■ Exercise task: Collect all lines from the listing that include the string "their".

■ Dataset rows:
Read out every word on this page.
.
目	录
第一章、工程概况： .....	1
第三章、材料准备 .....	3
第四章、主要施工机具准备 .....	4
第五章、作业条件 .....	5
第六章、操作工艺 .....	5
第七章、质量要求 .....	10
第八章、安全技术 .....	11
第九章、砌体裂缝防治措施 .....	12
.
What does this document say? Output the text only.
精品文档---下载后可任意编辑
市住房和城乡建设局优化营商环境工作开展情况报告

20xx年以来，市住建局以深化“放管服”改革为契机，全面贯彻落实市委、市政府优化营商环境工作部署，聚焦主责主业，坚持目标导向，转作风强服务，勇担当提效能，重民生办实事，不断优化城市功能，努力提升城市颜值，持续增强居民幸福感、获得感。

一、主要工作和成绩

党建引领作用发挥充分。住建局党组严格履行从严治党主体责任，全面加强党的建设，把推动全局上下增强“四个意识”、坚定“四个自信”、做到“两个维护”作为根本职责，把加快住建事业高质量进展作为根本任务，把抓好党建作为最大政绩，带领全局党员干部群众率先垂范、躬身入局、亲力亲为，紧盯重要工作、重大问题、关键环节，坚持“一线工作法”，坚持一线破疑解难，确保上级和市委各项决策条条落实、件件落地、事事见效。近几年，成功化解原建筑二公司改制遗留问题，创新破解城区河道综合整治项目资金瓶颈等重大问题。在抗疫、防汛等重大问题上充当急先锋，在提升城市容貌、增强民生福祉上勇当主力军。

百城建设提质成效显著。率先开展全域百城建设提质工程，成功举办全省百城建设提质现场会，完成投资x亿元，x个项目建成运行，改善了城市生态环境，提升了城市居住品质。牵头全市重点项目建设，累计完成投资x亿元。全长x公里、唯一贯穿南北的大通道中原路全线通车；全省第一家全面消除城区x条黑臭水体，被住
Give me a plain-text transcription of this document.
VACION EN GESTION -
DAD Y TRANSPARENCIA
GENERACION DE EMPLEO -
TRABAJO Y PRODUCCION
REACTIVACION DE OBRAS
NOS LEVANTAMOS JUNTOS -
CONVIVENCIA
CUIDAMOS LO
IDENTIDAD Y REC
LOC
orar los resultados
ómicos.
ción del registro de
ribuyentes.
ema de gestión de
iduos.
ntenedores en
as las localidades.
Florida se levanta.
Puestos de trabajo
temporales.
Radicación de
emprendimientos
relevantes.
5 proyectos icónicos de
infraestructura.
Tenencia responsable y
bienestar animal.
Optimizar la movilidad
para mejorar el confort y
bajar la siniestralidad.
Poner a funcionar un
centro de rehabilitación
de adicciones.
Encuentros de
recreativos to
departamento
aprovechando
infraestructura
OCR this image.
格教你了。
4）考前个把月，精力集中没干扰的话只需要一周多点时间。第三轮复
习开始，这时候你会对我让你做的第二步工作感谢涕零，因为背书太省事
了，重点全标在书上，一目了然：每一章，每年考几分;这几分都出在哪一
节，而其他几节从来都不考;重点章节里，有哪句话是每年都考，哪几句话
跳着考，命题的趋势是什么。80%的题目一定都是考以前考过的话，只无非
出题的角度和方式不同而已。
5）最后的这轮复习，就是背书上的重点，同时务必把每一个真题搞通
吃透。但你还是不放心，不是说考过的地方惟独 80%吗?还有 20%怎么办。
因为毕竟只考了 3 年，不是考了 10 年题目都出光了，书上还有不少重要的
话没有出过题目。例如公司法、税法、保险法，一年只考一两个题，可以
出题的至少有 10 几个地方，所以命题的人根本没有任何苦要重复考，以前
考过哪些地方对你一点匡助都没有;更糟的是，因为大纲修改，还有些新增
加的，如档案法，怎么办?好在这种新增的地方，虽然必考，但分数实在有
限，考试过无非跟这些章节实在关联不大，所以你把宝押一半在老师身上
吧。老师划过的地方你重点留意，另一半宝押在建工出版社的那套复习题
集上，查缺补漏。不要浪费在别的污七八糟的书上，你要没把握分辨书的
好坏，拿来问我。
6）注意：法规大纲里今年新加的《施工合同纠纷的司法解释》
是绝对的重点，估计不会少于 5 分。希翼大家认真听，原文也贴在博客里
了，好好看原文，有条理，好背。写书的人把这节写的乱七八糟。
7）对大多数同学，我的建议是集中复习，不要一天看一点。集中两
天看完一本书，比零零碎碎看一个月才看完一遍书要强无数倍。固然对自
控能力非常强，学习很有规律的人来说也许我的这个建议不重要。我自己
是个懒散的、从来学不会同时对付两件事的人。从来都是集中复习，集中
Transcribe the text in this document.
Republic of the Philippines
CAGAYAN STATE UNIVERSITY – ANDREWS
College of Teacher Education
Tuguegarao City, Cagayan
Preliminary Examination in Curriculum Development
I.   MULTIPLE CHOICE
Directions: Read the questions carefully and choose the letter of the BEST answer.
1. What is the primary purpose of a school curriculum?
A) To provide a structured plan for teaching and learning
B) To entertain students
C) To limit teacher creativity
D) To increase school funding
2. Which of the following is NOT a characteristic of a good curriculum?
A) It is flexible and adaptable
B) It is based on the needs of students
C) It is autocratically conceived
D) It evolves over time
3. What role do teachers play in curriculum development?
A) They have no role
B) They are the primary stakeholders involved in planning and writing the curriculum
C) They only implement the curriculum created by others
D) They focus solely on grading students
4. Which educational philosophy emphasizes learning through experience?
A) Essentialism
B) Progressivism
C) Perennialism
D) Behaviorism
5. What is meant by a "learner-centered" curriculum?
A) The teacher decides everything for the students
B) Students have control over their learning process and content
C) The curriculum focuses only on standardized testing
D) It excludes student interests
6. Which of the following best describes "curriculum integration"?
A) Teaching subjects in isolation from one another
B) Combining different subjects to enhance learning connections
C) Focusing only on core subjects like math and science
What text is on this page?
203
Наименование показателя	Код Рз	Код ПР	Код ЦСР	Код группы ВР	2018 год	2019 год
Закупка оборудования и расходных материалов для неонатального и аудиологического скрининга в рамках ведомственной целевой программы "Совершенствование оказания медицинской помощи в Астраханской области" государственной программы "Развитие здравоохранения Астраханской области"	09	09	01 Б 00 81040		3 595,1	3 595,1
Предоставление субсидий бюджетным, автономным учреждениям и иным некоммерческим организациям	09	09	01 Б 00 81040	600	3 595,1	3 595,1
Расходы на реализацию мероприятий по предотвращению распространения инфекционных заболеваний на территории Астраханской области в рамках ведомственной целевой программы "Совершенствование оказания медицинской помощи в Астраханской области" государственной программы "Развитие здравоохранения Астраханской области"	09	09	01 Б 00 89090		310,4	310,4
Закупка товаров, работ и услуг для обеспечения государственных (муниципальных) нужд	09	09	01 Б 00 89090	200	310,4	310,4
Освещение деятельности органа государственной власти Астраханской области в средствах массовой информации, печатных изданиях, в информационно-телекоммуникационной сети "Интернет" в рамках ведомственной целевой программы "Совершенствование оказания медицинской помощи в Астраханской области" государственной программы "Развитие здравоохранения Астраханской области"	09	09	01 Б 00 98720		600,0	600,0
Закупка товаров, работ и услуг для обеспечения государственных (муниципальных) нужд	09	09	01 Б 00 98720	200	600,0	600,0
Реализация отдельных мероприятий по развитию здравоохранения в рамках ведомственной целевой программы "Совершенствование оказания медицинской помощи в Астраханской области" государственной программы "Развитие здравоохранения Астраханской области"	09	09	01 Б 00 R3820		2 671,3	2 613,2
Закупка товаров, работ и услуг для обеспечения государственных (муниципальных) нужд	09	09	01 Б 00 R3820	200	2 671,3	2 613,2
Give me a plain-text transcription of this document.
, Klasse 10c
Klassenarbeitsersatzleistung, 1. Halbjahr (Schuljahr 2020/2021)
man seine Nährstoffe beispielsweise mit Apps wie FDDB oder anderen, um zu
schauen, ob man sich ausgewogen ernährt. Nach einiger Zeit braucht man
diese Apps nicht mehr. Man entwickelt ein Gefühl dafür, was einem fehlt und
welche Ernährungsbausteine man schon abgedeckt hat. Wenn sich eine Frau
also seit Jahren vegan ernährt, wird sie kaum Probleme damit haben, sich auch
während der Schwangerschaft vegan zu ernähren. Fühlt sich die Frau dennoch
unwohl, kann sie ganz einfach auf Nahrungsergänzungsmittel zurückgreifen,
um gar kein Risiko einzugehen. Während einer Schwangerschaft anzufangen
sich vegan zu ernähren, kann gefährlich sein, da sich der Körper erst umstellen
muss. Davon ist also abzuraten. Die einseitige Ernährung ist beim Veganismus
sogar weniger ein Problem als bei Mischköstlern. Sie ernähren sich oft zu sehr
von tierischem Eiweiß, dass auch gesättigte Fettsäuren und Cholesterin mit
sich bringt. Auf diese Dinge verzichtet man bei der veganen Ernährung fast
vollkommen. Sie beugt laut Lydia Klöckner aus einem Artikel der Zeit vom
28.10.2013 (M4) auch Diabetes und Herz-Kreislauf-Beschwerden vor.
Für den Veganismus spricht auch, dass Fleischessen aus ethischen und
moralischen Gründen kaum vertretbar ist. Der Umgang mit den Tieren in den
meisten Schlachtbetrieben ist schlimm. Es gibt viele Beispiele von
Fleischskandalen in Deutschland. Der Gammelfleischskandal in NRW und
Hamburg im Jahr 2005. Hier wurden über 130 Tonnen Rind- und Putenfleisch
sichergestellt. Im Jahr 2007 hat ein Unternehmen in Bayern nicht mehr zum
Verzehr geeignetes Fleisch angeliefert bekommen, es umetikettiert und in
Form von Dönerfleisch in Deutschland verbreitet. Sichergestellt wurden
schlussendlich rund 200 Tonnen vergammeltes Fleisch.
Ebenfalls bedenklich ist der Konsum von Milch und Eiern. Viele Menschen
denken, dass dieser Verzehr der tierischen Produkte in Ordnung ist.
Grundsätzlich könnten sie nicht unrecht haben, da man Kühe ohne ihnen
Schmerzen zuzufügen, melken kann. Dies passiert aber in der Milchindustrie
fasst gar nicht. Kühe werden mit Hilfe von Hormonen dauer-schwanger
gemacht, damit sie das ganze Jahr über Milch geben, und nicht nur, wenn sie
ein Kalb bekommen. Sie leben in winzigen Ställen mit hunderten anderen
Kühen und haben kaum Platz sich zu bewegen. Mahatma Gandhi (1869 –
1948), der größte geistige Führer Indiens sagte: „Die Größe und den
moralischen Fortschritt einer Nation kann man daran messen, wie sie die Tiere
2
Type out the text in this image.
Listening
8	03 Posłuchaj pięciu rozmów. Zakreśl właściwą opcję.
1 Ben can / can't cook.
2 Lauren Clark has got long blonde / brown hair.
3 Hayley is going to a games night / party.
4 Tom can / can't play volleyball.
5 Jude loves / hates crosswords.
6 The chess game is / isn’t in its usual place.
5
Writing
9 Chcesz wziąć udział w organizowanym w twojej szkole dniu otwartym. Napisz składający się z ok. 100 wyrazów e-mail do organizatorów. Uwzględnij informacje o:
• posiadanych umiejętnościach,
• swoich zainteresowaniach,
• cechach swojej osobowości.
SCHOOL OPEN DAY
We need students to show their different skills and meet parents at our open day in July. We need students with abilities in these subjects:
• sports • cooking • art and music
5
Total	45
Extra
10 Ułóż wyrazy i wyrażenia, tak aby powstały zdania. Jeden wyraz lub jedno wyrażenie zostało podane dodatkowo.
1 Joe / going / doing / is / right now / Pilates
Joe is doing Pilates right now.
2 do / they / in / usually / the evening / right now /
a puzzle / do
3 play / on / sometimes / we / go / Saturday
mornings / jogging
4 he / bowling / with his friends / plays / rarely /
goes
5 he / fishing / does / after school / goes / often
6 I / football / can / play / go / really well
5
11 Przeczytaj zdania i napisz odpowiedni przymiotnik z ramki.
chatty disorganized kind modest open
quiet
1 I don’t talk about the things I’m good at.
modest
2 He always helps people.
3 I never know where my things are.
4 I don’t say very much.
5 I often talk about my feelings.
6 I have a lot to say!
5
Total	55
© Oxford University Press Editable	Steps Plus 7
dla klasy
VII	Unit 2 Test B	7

■ Task response:
B) Students have control over their learning process and content
We need students to show their different skills and meet parents at our open day in July. We need students with abilities in these subjects:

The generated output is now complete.